What is expected: Copy the lines holding the word "JSON", all of them.

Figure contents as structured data
....................

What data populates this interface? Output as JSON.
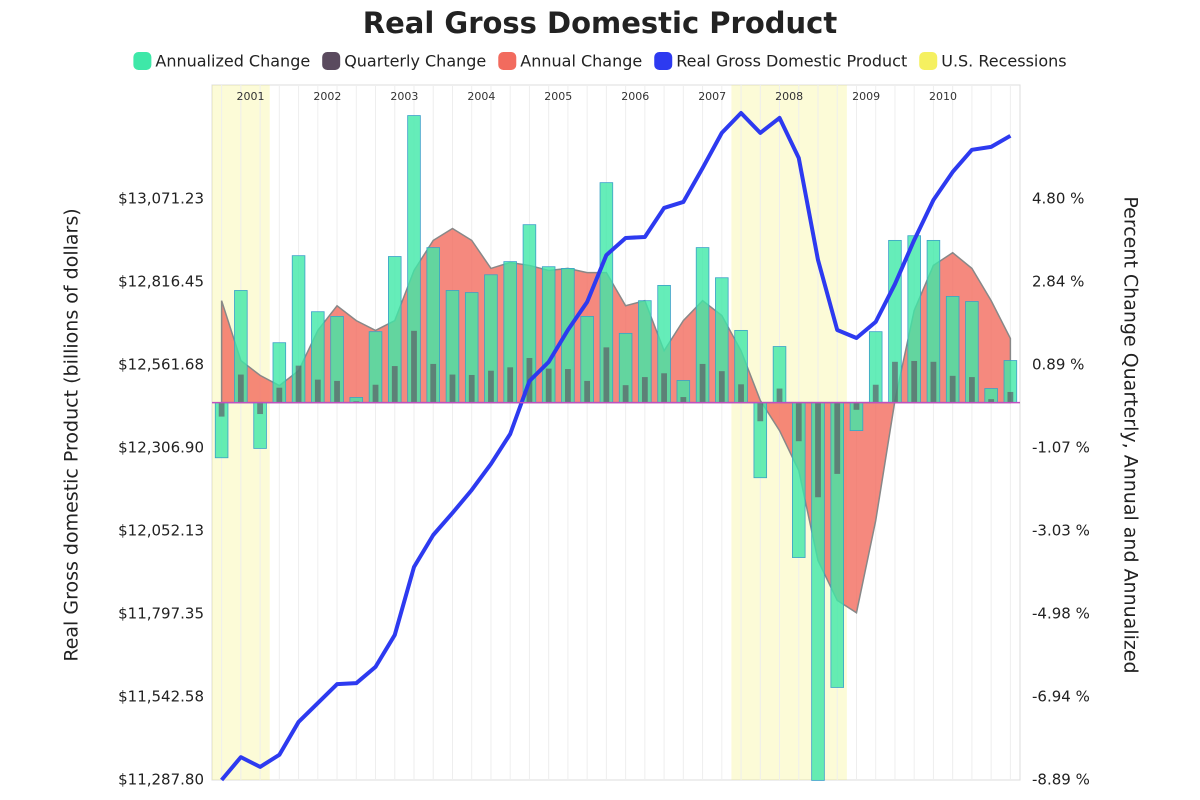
{
  "chart_data": {
    "type": "combo",
    "title": "Real Gross Domestic Product",
    "y_label": "Real Gross domestic Product (billions of dollars)",
    "y2_label": "Percent Change Quarterly, Annual and Annualized",
    "x": [
      2001,
      2001.25,
      2001.5,
      2001.75,
      2002,
      2002.25,
      2002.5,
      2002.75,
      2003,
      2003.25,
      2003.5,
      2003.75,
      2004,
      2004.25,
      2004.5,
      2004.75,
      2005,
      2005.25,
      2005.5,
      2005.75,
      2006,
      2006.25,
      2006.5,
      2006.75,
      2007,
      2007.25,
      2007.5,
      2007.75,
      2008,
      2008.25,
      2008.5,
      2008.75,
      2009,
      2009.25,
      2009.5,
      2009.75,
      2010,
      2010.25,
      2010.5,
      2010.75,
      2011,
      2011.25
    ],
    "xlim": [
      2000.875,
      2011.375
    ],
    "xticks": [
      {
        "value": 2001.375,
        "label": "2001"
      },
      {
        "value": 2002.375,
        "label": "2002"
      },
      {
        "value": 2003.375,
        "label": "2003"
      },
      {
        "value": 2004.375,
        "label": "2004"
      },
      {
        "value": 2005.375,
        "label": "2005"
      },
      {
        "value": 2006.375,
        "label": "2006"
      },
      {
        "value": 2007.375,
        "label": "2007"
      },
      {
        "value": 2008.375,
        "label": "2008"
      },
      {
        "value": 2009.375,
        "label": "2009"
      },
      {
        "value": 2010.375,
        "label": "2010"
      }
    ],
    "ylim": [
      11287.8,
      13421
    ],
    "yticks": [
      {
        "value": 11287.8,
        "label": "$11,287.80"
      },
      {
        "value": 11542.58,
        "label": "$11,542.58"
      },
      {
        "value": 11797.35,
        "label": "$11,797.35"
      },
      {
        "value": 12052.13,
        "label": "$12,052.13"
      },
      {
        "value": 12306.9,
        "label": "$12,306.90"
      },
      {
        "value": 12561.68,
        "label": "$12,561.68"
      },
      {
        "value": 12816.45,
        "label": "$12,816.45"
      },
      {
        "value": 13071.23,
        "label": "$13,071.23"
      }
    ],
    "y2lim": [
      -8.89,
      7.48
    ],
    "y2ticks": [
      {
        "value": -8.89,
        "label": "-8.89 %"
      },
      {
        "value": -6.94,
        "label": "-6.94 %"
      },
      {
        "value": -4.98,
        "label": "-4.98 %"
      },
      {
        "value": -3.03,
        "label": "-3.03 %"
      },
      {
        "value": -1.07,
        "label": "-1.07 %"
      },
      {
        "value": 0.89,
        "label": "0.89 %"
      },
      {
        "value": 2.84,
        "label": "2.84 %"
      },
      {
        "value": 4.8,
        "label": "4.80 %"
      }
    ],
    "series": [
      {
        "name": "Annualized Change",
        "color": "#3ee8a8",
        "kind": "bar",
        "axis": "y2",
        "values": [
          -1.3,
          2.64,
          -1.08,
          1.41,
          3.46,
          2.14,
          2.03,
          0.12,
          1.67,
          3.44,
          6.76,
          3.65,
          2.64,
          2.59,
          3.01,
          3.32,
          4.19,
          3.2,
          3.16,
          2.03,
          5.18,
          1.63,
          2.4,
          2.76,
          0.52,
          3.65,
          2.94,
          1.7,
          -1.77,
          1.32,
          -3.65,
          -8.9,
          -6.71,
          -0.66,
          1.67,
          3.82,
          3.93,
          3.82,
          2.5,
          2.38,
          0.33,
          0.99
        ]
      },
      {
        "name": "Quarterly Change",
        "color": "#5a4a5e",
        "kind": "bar",
        "axis": "y2",
        "values": [
          -0.33,
          0.66,
          -0.27,
          0.35,
          0.87,
          0.54,
          0.51,
          0.03,
          0.42,
          0.86,
          1.69,
          0.91,
          0.66,
          0.65,
          0.75,
          0.83,
          1.05,
          0.8,
          0.79,
          0.51,
          1.3,
          0.41,
          0.6,
          0.69,
          0.13,
          0.91,
          0.74,
          0.43,
          -0.44,
          0.33,
          -0.91,
          -2.23,
          -1.68,
          -0.17,
          0.42,
          0.96,
          0.98,
          0.96,
          0.63,
          0.6,
          0.08,
          0.25
        ]
      },
      {
        "name": "Annual Change",
        "color": "#f26b5e",
        "kind": "area",
        "axis": "y2",
        "values": [
          2.4,
          0.99,
          0.64,
          0.4,
          0.75,
          1.7,
          2.28,
          1.93,
          1.7,
          1.93,
          3.11,
          3.82,
          4.1,
          3.82,
          3.16,
          3.3,
          3.23,
          3.11,
          3.16,
          3.06,
          3.06,
          2.28,
          2.4,
          1.22,
          1.93,
          2.4,
          2.05,
          1.22,
          0.05,
          -0.66,
          -1.6,
          -3.72,
          -4.66,
          -4.95,
          -2.78,
          0.05,
          2.17,
          3.23,
          3.53,
          3.16,
          2.4,
          1.51
        ]
      },
      {
        "name": "Real Gross Domestic Product",
        "color": "#2d3af0",
        "kind": "line",
        "values": [
          11287.8,
          11358,
          11328,
          11365,
          11466,
          11524,
          11582,
          11585,
          11635,
          11733,
          11941.6,
          12039.8,
          12107.4,
          12178,
          12257.8,
          12349.8,
          12512.5,
          12570.8,
          12669,
          12755,
          12899,
          12951.5,
          12954.5,
          13043.6,
          13062,
          13166,
          13274,
          13335,
          13274,
          13320,
          13197,
          12884,
          12669,
          12644.5,
          12694,
          12810,
          12945,
          13068,
          13154,
          13222,
          13231,
          13265
        ]
      }
    ],
    "recession_label": "U.S. Recessions",
    "recession_color": "#f5f060",
    "recessions": [
      {
        "start": 2000.875,
        "end": 2001.625
      },
      {
        "start": 2007.625,
        "end": 2009.125
      }
    ]
  }
}
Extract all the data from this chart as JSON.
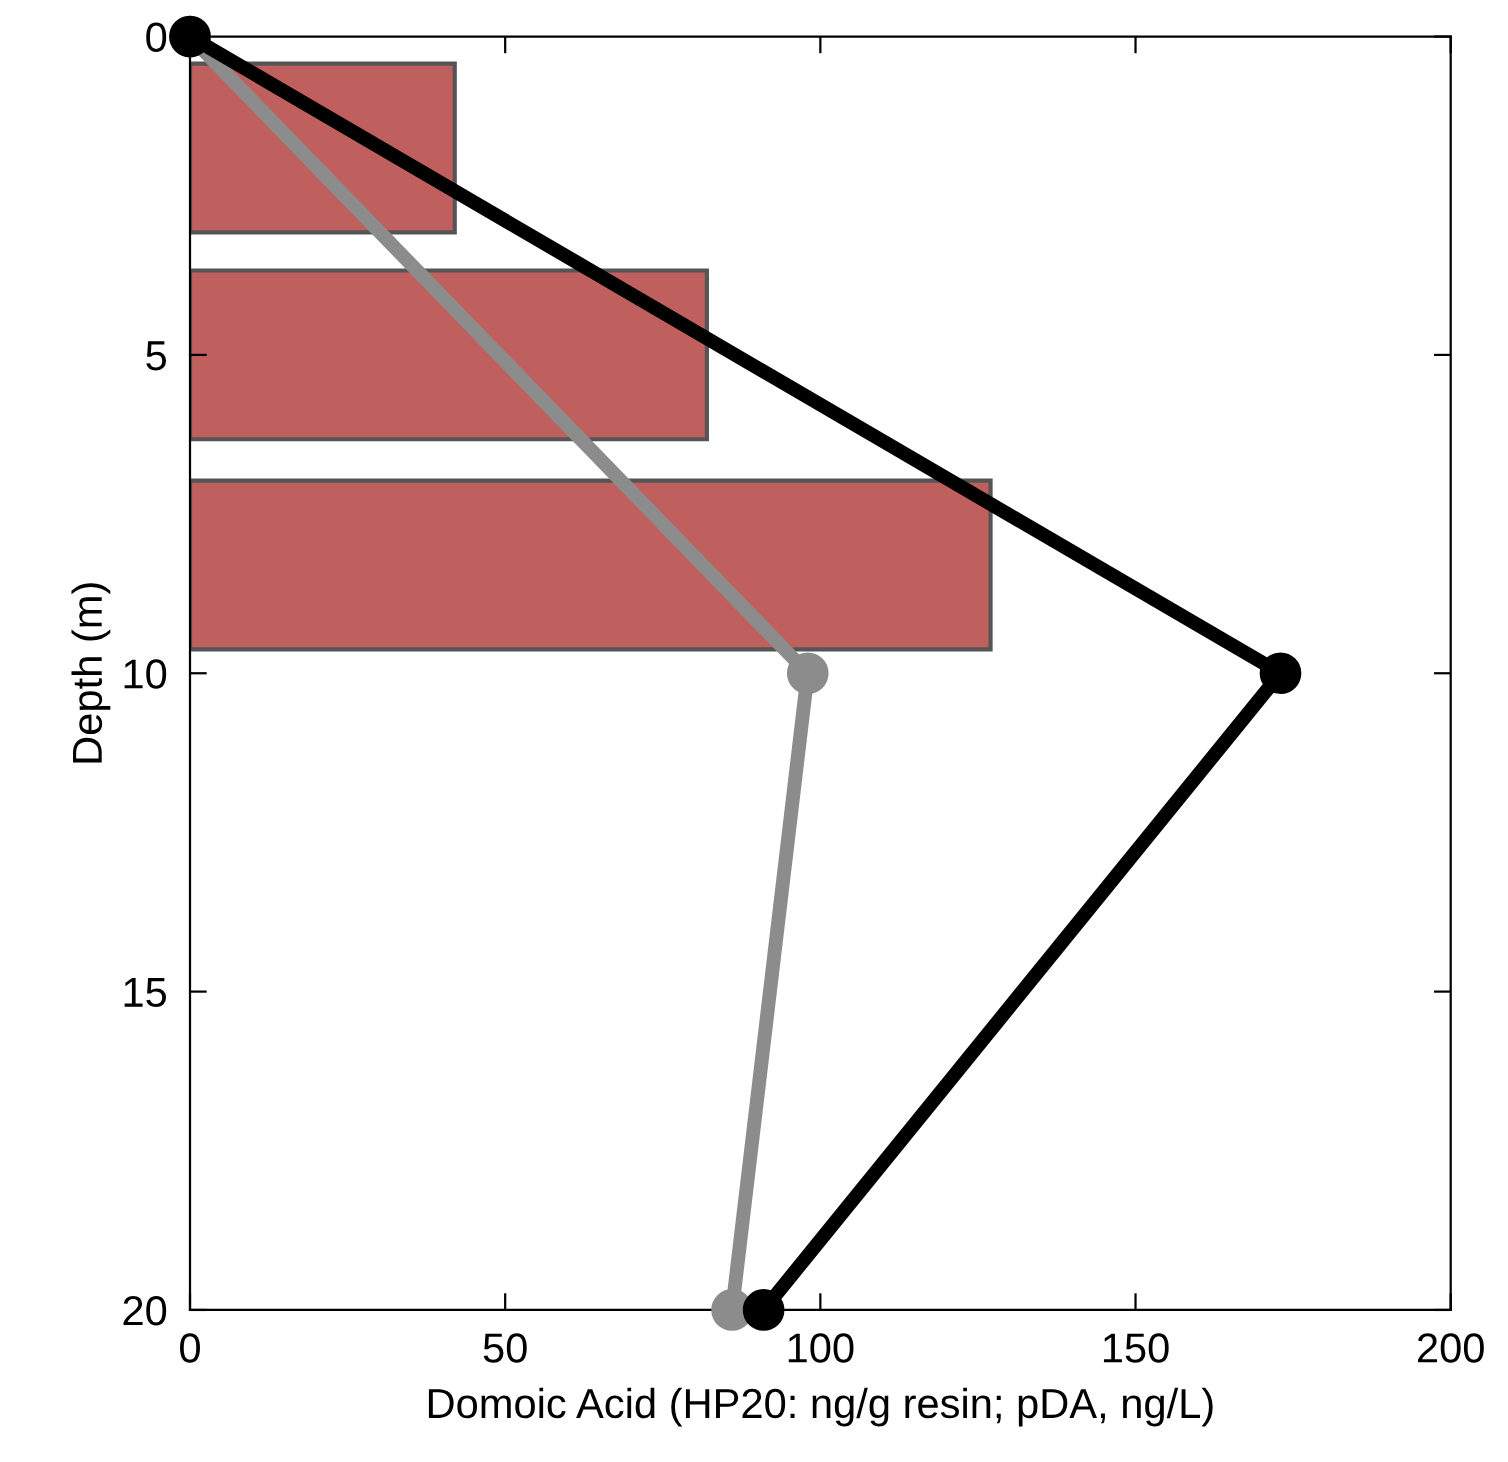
{
  "chart_data": {
    "type": "bar",
    "orientation": "horizontal",
    "xlabel": "Domoic Acid (HP20: ng/g resin; pDA, ng/L)",
    "ylabel": "Depth (m)",
    "xlim": [
      0,
      200
    ],
    "xticks": [
      0,
      50,
      100,
      150,
      200
    ],
    "ylim": [
      20,
      0
    ],
    "yticks": [
      0,
      5,
      10,
      15,
      20
    ],
    "grid": false,
    "legend": false,
    "series": [
      {
        "color": "#c0605e",
        "x": [
          1.75,
          5.0,
          8.3
        ],
        "values": [
          42,
          82,
          127
        ]
      },
      {
        "type": "line",
        "color": "#000000",
        "marker": "circle",
        "line_style": "solid",
        "x": [
          0,
          10,
          20
        ],
        "values": [
          0,
          173,
          91
        ]
      },
      {
        "type": "line",
        "color": "#8c8c8c",
        "marker": "circle",
        "line_style": "solid",
        "x": [
          0,
          10,
          20
        ],
        "values": [
          0,
          98,
          86
        ]
      }
    ]
  }
}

....................

Reply to the exercise:
What data populates this interface? Output as JSON.
Extract all the data from this chart as JSON.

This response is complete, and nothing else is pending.